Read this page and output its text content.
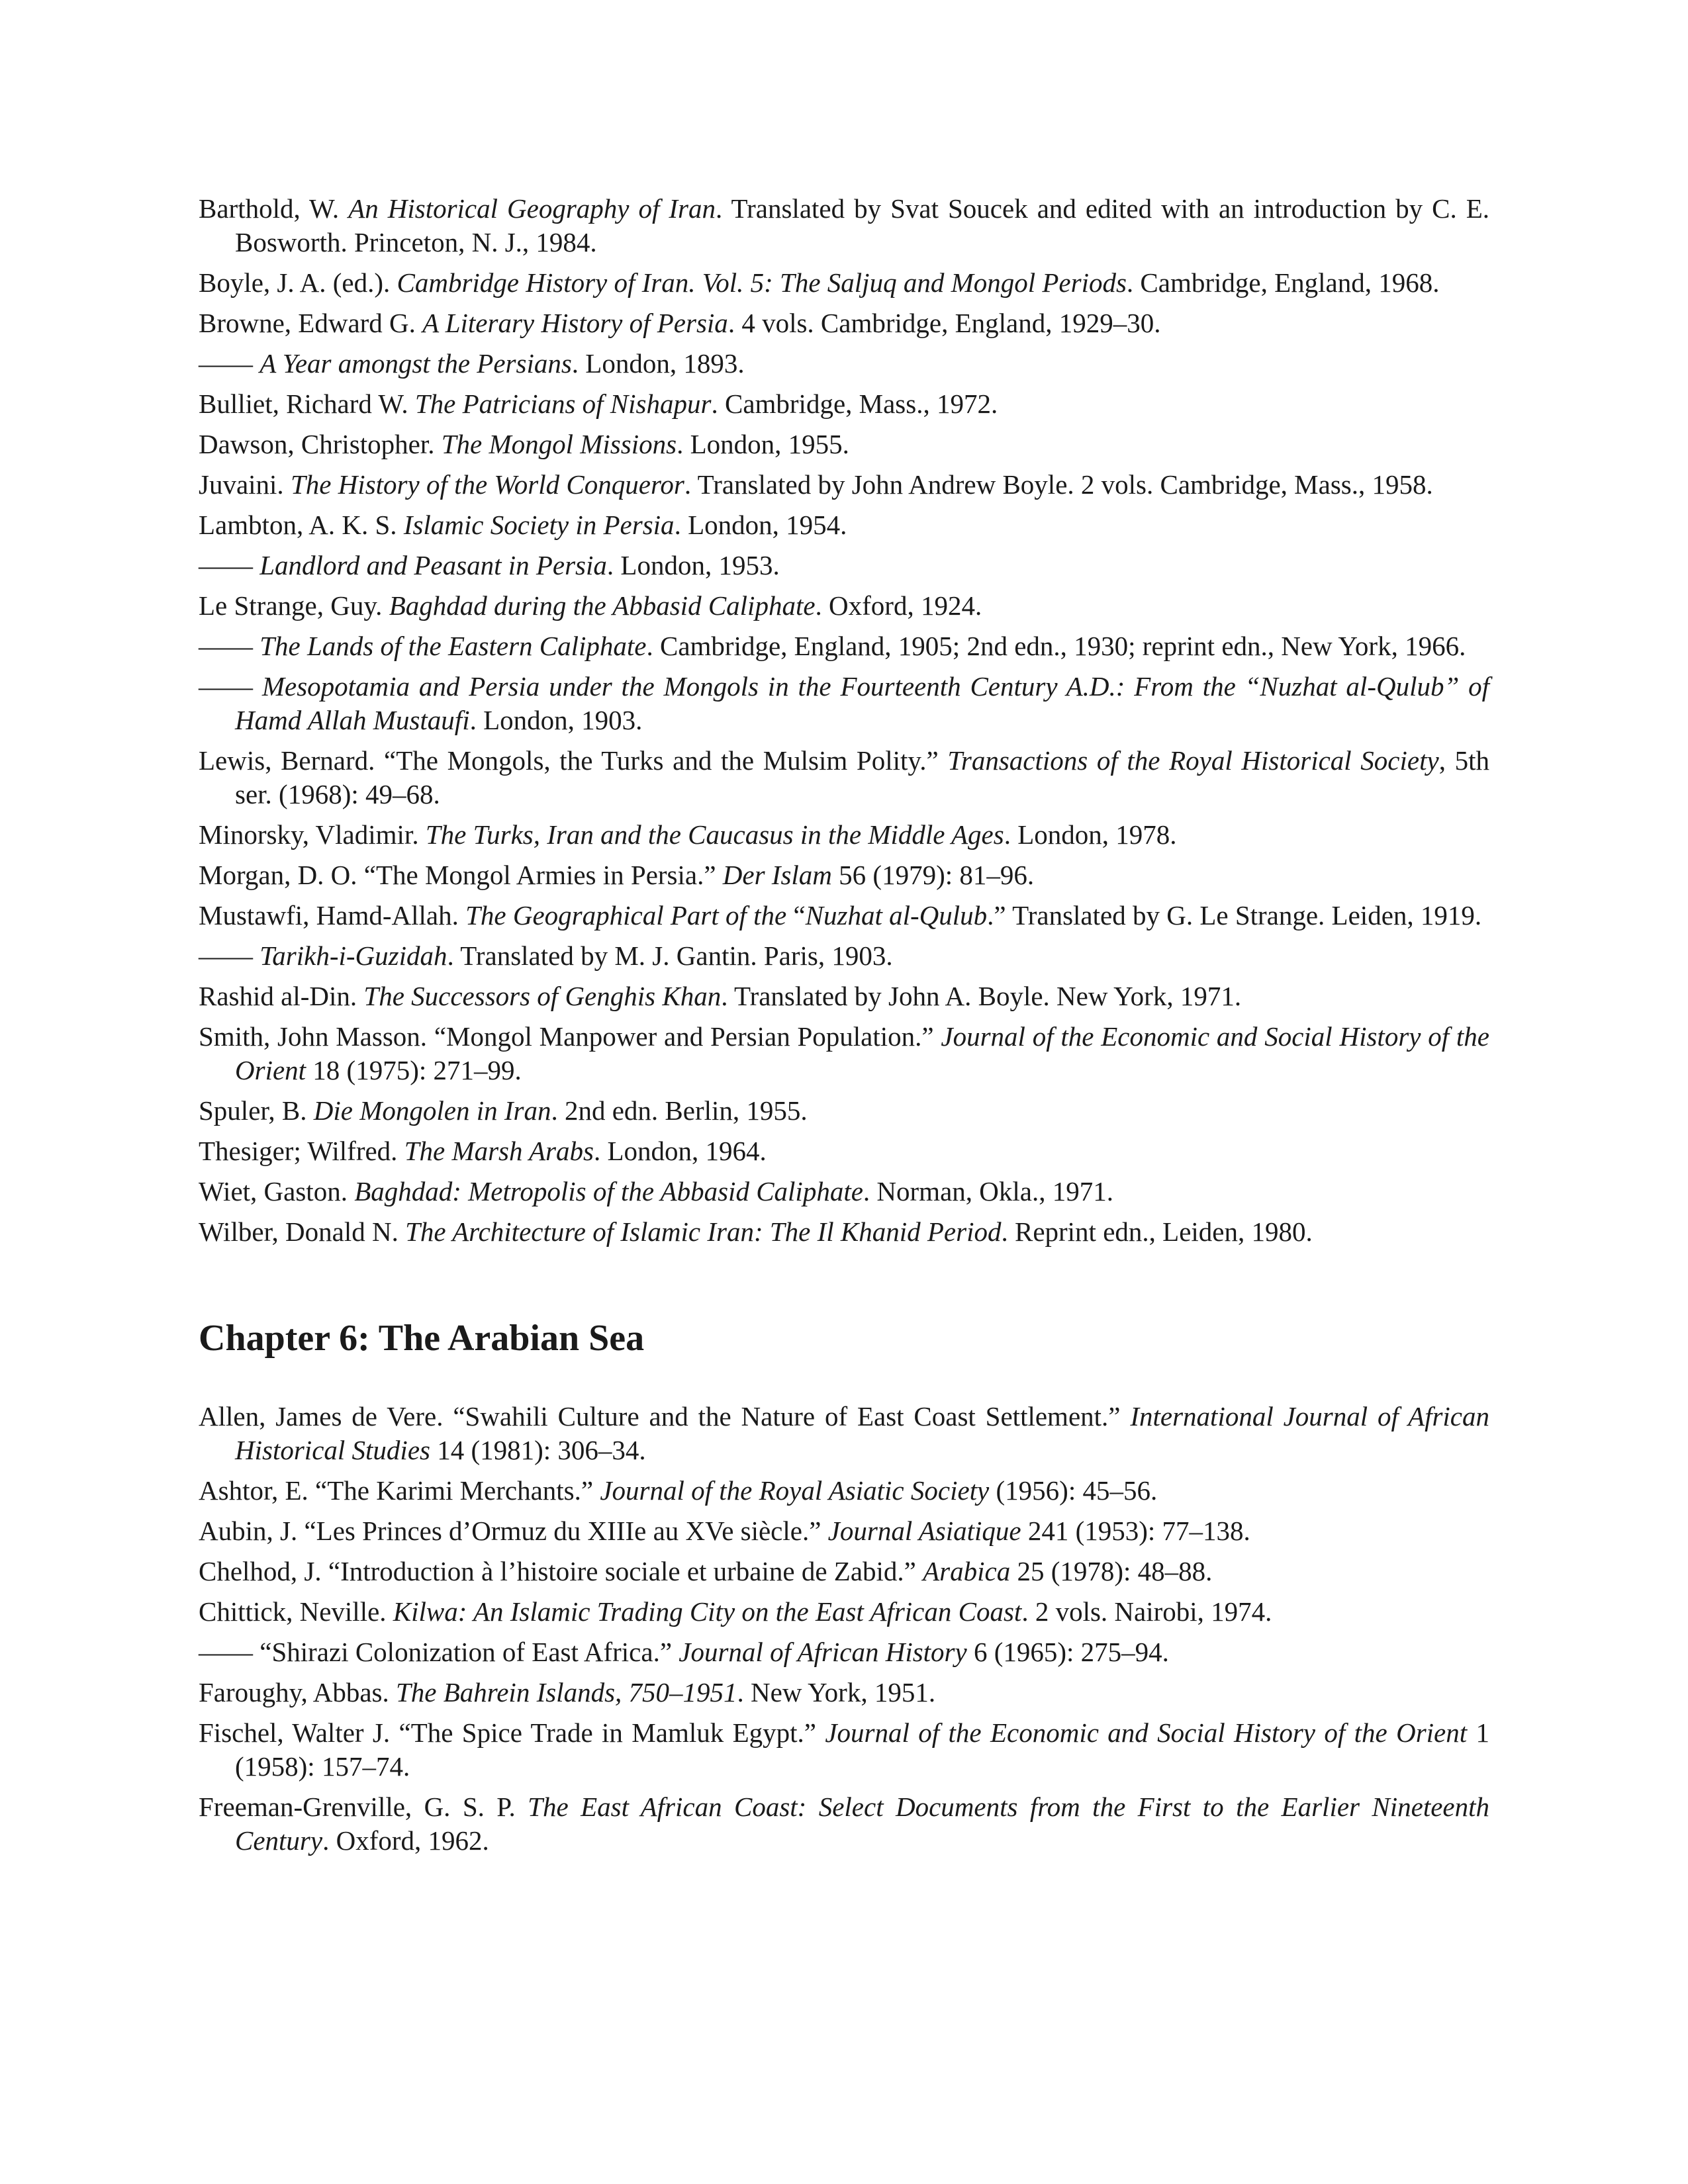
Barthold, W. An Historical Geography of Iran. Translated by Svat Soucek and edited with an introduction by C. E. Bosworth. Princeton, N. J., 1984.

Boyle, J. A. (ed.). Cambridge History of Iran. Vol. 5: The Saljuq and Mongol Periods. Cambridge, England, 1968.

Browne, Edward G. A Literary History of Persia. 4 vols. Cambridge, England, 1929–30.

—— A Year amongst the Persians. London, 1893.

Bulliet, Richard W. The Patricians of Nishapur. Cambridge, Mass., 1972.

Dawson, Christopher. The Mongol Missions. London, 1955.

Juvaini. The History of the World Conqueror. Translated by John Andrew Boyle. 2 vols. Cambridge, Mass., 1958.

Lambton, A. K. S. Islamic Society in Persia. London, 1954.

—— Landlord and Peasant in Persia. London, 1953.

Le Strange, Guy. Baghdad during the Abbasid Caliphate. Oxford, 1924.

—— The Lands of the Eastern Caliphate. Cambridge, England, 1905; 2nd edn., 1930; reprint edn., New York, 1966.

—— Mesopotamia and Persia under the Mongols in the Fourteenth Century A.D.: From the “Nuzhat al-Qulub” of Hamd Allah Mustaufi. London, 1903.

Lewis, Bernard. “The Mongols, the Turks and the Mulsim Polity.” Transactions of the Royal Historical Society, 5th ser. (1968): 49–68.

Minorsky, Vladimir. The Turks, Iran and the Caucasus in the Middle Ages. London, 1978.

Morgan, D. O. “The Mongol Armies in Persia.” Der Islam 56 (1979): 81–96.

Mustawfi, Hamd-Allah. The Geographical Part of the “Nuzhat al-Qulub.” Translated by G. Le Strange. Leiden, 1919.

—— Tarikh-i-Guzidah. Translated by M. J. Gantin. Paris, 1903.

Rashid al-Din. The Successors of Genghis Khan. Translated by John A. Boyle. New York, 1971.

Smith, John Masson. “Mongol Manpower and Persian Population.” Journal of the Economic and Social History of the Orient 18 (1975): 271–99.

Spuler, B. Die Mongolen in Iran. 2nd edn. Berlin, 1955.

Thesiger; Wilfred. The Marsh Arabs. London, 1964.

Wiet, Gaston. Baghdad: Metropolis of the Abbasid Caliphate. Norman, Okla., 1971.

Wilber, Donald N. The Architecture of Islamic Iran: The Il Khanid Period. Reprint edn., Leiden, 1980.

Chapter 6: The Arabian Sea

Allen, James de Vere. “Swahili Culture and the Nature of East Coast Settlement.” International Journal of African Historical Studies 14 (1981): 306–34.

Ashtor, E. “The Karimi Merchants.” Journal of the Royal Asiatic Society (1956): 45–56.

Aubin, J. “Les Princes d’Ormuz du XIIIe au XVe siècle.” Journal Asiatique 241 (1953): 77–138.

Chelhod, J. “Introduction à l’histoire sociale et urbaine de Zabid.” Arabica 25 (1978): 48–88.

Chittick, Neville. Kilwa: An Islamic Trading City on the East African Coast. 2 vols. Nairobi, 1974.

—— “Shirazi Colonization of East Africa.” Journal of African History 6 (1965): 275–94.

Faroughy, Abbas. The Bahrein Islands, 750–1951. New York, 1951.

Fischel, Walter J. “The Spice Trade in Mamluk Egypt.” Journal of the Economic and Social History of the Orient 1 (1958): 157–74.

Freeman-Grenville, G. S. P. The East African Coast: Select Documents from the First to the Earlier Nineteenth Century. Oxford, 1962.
= = = =
▶ _Task goal_
Copy all the records above exactly, but leave out the pictures.

▶ _The result_
Read this page and output its text content.
Barthold, W. An Historical Geography of Iran. Translated by Svat Soucek and edited with an introduction by C. E. Bosworth. Princeton, N. J., 1984.

Boyle, J. A. (ed.). Cambridge History of Iran. Vol. 5: The Saljuq and Mongol Periods. Cambridge, England, 1968.

Browne, Edward G. A Literary History of Persia. 4 vols. Cambridge, England, 1929–30.

—— A Year amongst the Persians. London, 1893.

Bulliet, Richard W. The Patricians of Nishapur. Cambridge, Mass., 1972.

Dawson, Christopher. The Mongol Missions. London, 1955.

Juvaini. The History of the World Conqueror. Translated by John Andrew Boyle. 2 vols. Cambridge, Mass., 1958.

Lambton, A. K. S. Islamic Society in Persia. London, 1954.

—— Landlord and Peasant in Persia. London, 1953.

Le Strange, Guy. Baghdad during the Abbasid Caliphate. Oxford, 1924.

—— The Lands of the Eastern Caliphate. Cambridge, England, 1905; 2nd edn., 1930; reprint edn., New York, 1966.

—— Mesopotamia and Persia under the Mongols in the Fourteenth Century A.D.: From the “Nuzhat al-Qulub” of Hamd Allah Mustaufi. London, 1903.

Lewis, Bernard. “The Mongols, the Turks and the Mulsim Polity.” Transactions of the Royal Historical Society, 5th ser. (1968): 49–68.

Minorsky, Vladimir. The Turks, Iran and the Caucasus in the Middle Ages. London, 1978.

Morgan, D. O. “The Mongol Armies in Persia.” Der Islam 56 (1979): 81–96.

Mustawfi, Hamd-Allah. The Geographical Part of the “Nuzhat al-Qulub.” Translated by G. Le Strange. Leiden, 1919.

—— Tarikh-i-Guzidah. Translated by M. J. Gantin. Paris, 1903.

Rashid al-Din. The Successors of Genghis Khan. Translated by John A. Boyle. New York, 1971.

Smith, John Masson. “Mongol Manpower and Persian Population.” Journal of the Economic and Social History of the Orient 18 (1975): 271–99.

Spuler, B. Die Mongolen in Iran. 2nd edn. Berlin, 1955.

Thesiger; Wilfred. The Marsh Arabs. London, 1964.

Wiet, Gaston. Baghdad: Metropolis of the Abbasid Caliphate. Norman, Okla., 1971.

Wilber, Donald N. The Architecture of Islamic Iran: The Il Khanid Period. Reprint edn., Leiden, 1980.

Chapter 6: The Arabian Sea

Allen, James de Vere. “Swahili Culture and the Nature of East Coast Settlement.” International Journal of African Historical Studies 14 (1981): 306–34.

Ashtor, E. “The Karimi Merchants.” Journal of the Royal Asiatic Society (1956): 45–56.

Aubin, J. “Les Princes d’Ormuz du XIIIe au XVe siècle.” Journal Asiatique 241 (1953): 77–138.

Chelhod, J. “Introduction à l’histoire sociale et urbaine de Zabid.” Arabica 25 (1978): 48–88.

Chittick, Neville. Kilwa: An Islamic Trading City on the East African Coast. 2 vols. Nairobi, 1974.

—— “Shirazi Colonization of East Africa.” Journal of African History 6 (1965): 275–94.

Faroughy, Abbas. The Bahrein Islands, 750–1951. New York, 1951.

Fischel, Walter J. “The Spice Trade in Mamluk Egypt.” Journal of the Economic and Social History of the Orient 1 (1958): 157–74.

Freeman-Grenville, G. S. P. The East African Coast: Select Documents from the First to the Earlier Nineteenth Century. Oxford, 1962.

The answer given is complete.